| EXERCISE REQUIREMENTS |
Without including any pictures, write out all the entries exactly.

(Extracted data entries)
◇ ◇ ◇

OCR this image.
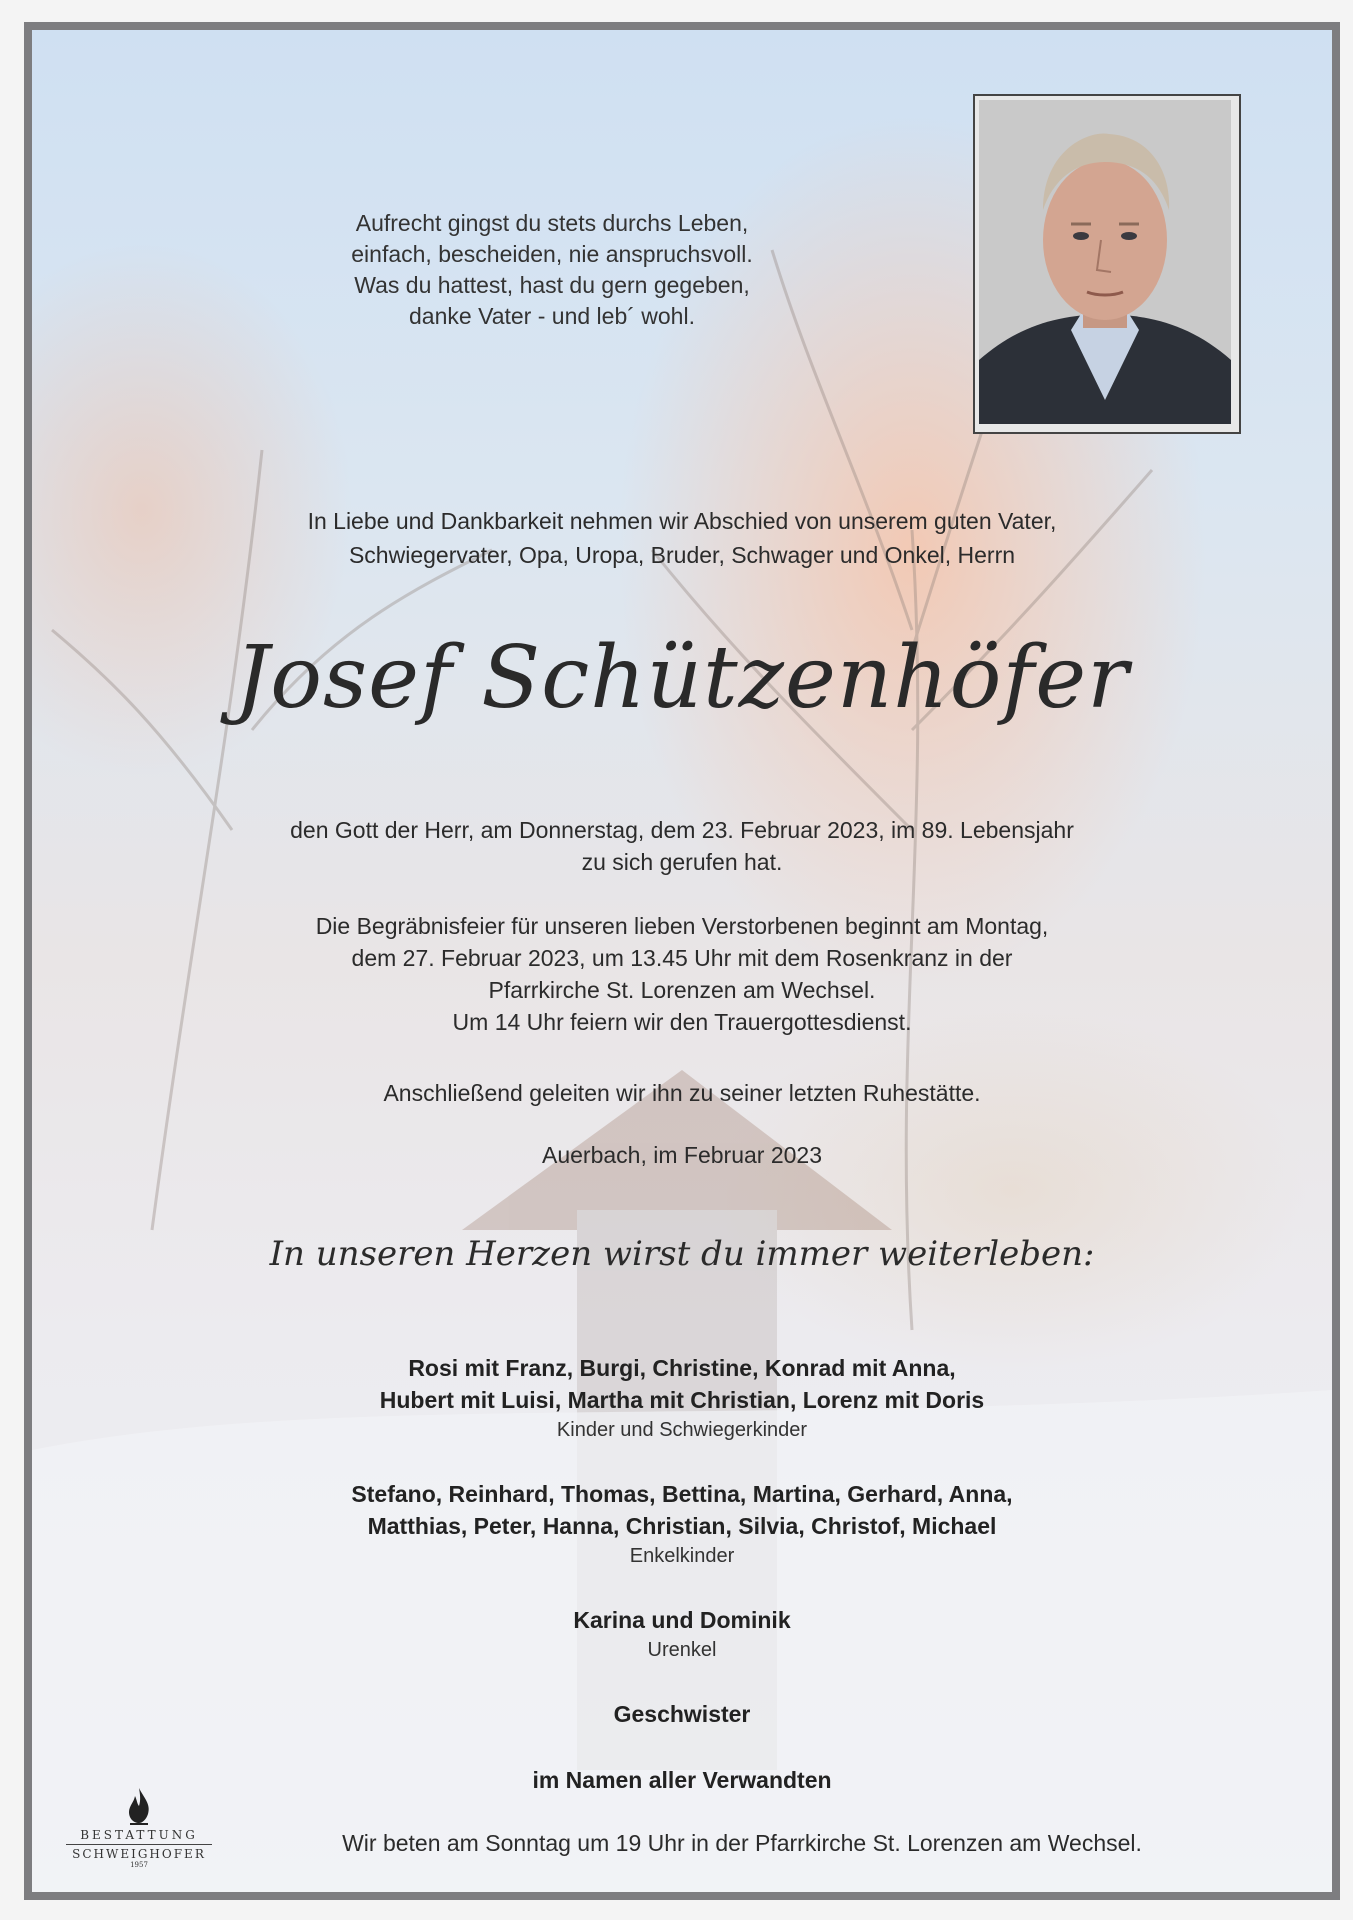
Aufrecht gingst du stets durchs Leben,
einfach, bescheiden, nie anspruchsvoll.
Was du hattest, hast du gern gegeben,
danke Vater - und leb´ wohl.
In Liebe und Dankbarkeit nehmen wir Abschied von unserem guten Vater,
Schwiegervater, Opa, Uropa, Bruder, Schwager und Onkel, Herrn
Josef Schützenhöfer
den Gott der Herr, am Donnerstag, dem 23. Februar 2023, im 89. Lebensjahr
zu sich gerufen hat.
Die Begräbnisfeier für unseren lieben Verstorbenen beginnt am Montag,
dem 27. Februar 2023, um 13.45 Uhr mit dem Rosenkranz in der
Pfarrkirche St. Lorenzen am Wechsel.
Um 14 Uhr feiern wir den Trauergottesdienst.
Anschließend geleiten wir ihn zu seiner letzten Ruhestätte.
Auerbach, im Februar 2023
In unseren Herzen wirst du immer weiterleben:
Rosi mit Franz, Burgi, Christine, Konrad mit Anna,
Hubert mit Luisi, Martha mit Christian, Lorenz mit Doris
Kinder und Schwiegerkinder
Stefano, Reinhard, Thomas, Bettina, Martina, Gerhard, Anna,
Matthias, Peter, Hanna, Christian, Silvia, Christof, Michael
Enkelkinder
Karina und Dominik
Urenkel
Geschwister
im Namen aller Verwandten
Wir beten am Sonntag um 19 Uhr in der Pfarrkirche St. Lorenzen am Wechsel.
BESTATTUNG
SCHWEIGHOFER
1957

◇ ◇ ◇

| RESPONSE |
OCR this image.
Aufrecht gingst du stets durchs Leben,
einfach, bescheiden, nie anspruchsvoll.
Was du hattest, hast du gern gegeben,
danke Vater - und leb´ wohl.
In Liebe und Dankbarkeit nehmen wir Abschied von unserem guten Vater,
Schwiegervater, Opa, Uropa, Bruder, Schwager und Onkel, Herrn
Josef Schützenhöfer
den Gott der Herr, am Donnerstag, dem 23. Februar 2023, im 89. Lebensjahr
zu sich gerufen hat.
Die Begräbnisfeier für unseren lieben Verstorbenen beginnt am Montag,
dem 27. Februar 2023, um 13.45 Uhr mit dem Rosenkranz in der
Pfarrkirche St. Lorenzen am Wechsel.
Um 14 Uhr feiern wir den Trauergottesdienst.
Anschließend geleiten wir ihn zu seiner letzten Ruhestätte.
Auerbach, im Februar 2023
In unseren Herzen wirst du immer weiterleben:
Rosi mit Franz, Burgi, Christine, Konrad mit Anna,
Hubert mit Luisi, Martha mit Christian, Lorenz mit Doris
Kinder und Schwiegerkinder
Stefano, Reinhard, Thomas, Bettina, Martina, Gerhard, Anna,
Matthias, Peter, Hanna, Christian, Silvia, Christof, Michael
Enkelkinder
Karina und Dominik
Urenkel
Geschwister
im Namen aller Verwandten
Wir beten am Sonntag um 19 Uhr in der Pfarrkirche St. Lorenzen am Wechsel.
BESTATTUNG
SCHWEIGHOFER
1957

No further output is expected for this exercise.